WHAT YOU HAVE TO DO
Word for word, quote all of the material, omitting the pictures.

DATA TO USE
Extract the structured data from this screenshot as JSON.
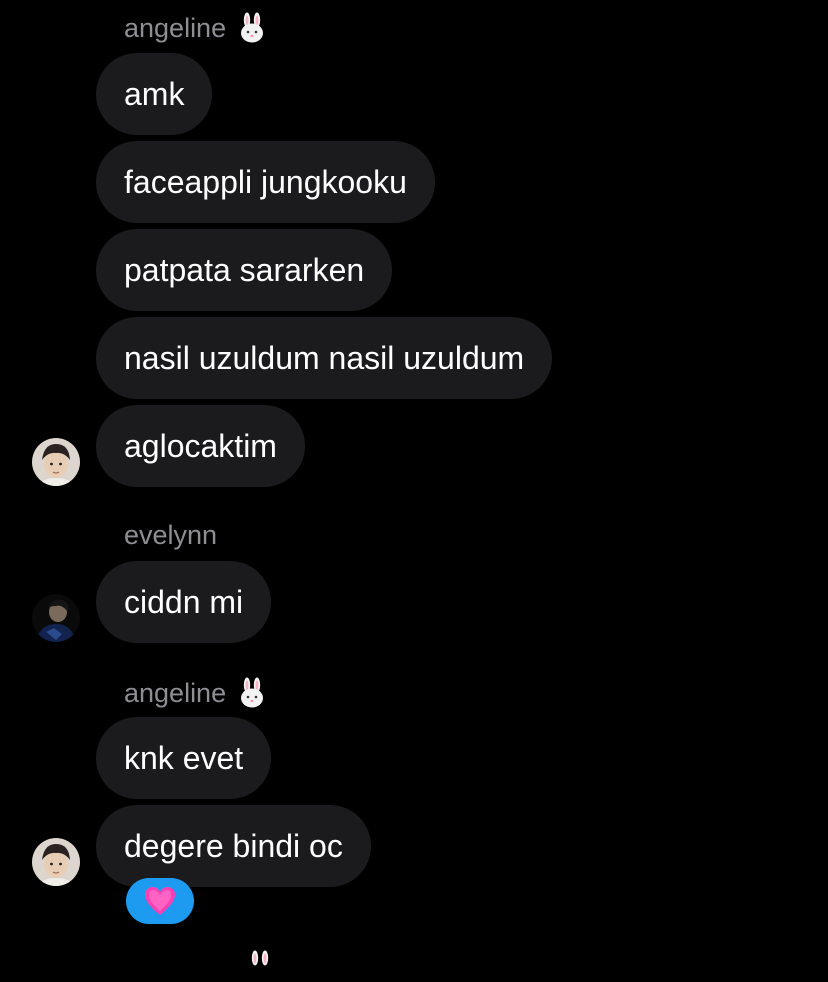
{
  "colors": {
    "background": "#000000",
    "bubble": "#1b1b1d",
    "sender_name": "#8e8e93",
    "message_text": "#ffffff",
    "reaction_pill": "#1d9bf0",
    "heart": "#ff3fb4"
  },
  "groups": [
    {
      "sender": "angeline",
      "sender_icon": "bunny-emoji-icon",
      "avatar_icon": "user-avatar-icon",
      "messages": [
        "amk",
        "faceappli jungkooku",
        "patpata sararken",
        "nasil uzuldum nasil uzuldum",
        "aglocaktim"
      ]
    },
    {
      "sender": "evelynn",
      "avatar_icon": "user-avatar-icon",
      "messages": [
        "ciddn mi"
      ]
    },
    {
      "sender": "angeline",
      "sender_icon": "bunny-emoji-icon",
      "avatar_icon": "user-avatar-icon",
      "messages": [
        "knk evet",
        "degere bindi oc"
      ],
      "reaction": {
        "icon": "pink-heart-icon"
      }
    }
  ]
}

WRITTEN REPLY
Extract the structured data from this screenshot as JSON.
{
  "colors": {
    "background": "#000000",
    "bubble": "#1b1b1d",
    "sender_name": "#8e8e93",
    "message_text": "#ffffff",
    "reaction_pill": "#1d9bf0",
    "heart": "#ff3fb4"
  },
  "groups": [
    {
      "sender": "angeline",
      "sender_icon": "bunny-emoji-icon",
      "avatar_icon": "user-avatar-icon",
      "messages": [
        "amk",
        "faceappli jungkooku",
        "patpata sararken",
        "nasil uzuldum nasil uzuldum",
        "aglocaktim"
      ]
    },
    {
      "sender": "evelynn",
      "avatar_icon": "user-avatar-icon",
      "messages": [
        "ciddn mi"
      ]
    },
    {
      "sender": "angeline",
      "sender_icon": "bunny-emoji-icon",
      "avatar_icon": "user-avatar-icon",
      "messages": [
        "knk evet",
        "degere bindi oc"
      ],
      "reaction": {
        "icon": "pink-heart-icon"
      }
    }
  ]
}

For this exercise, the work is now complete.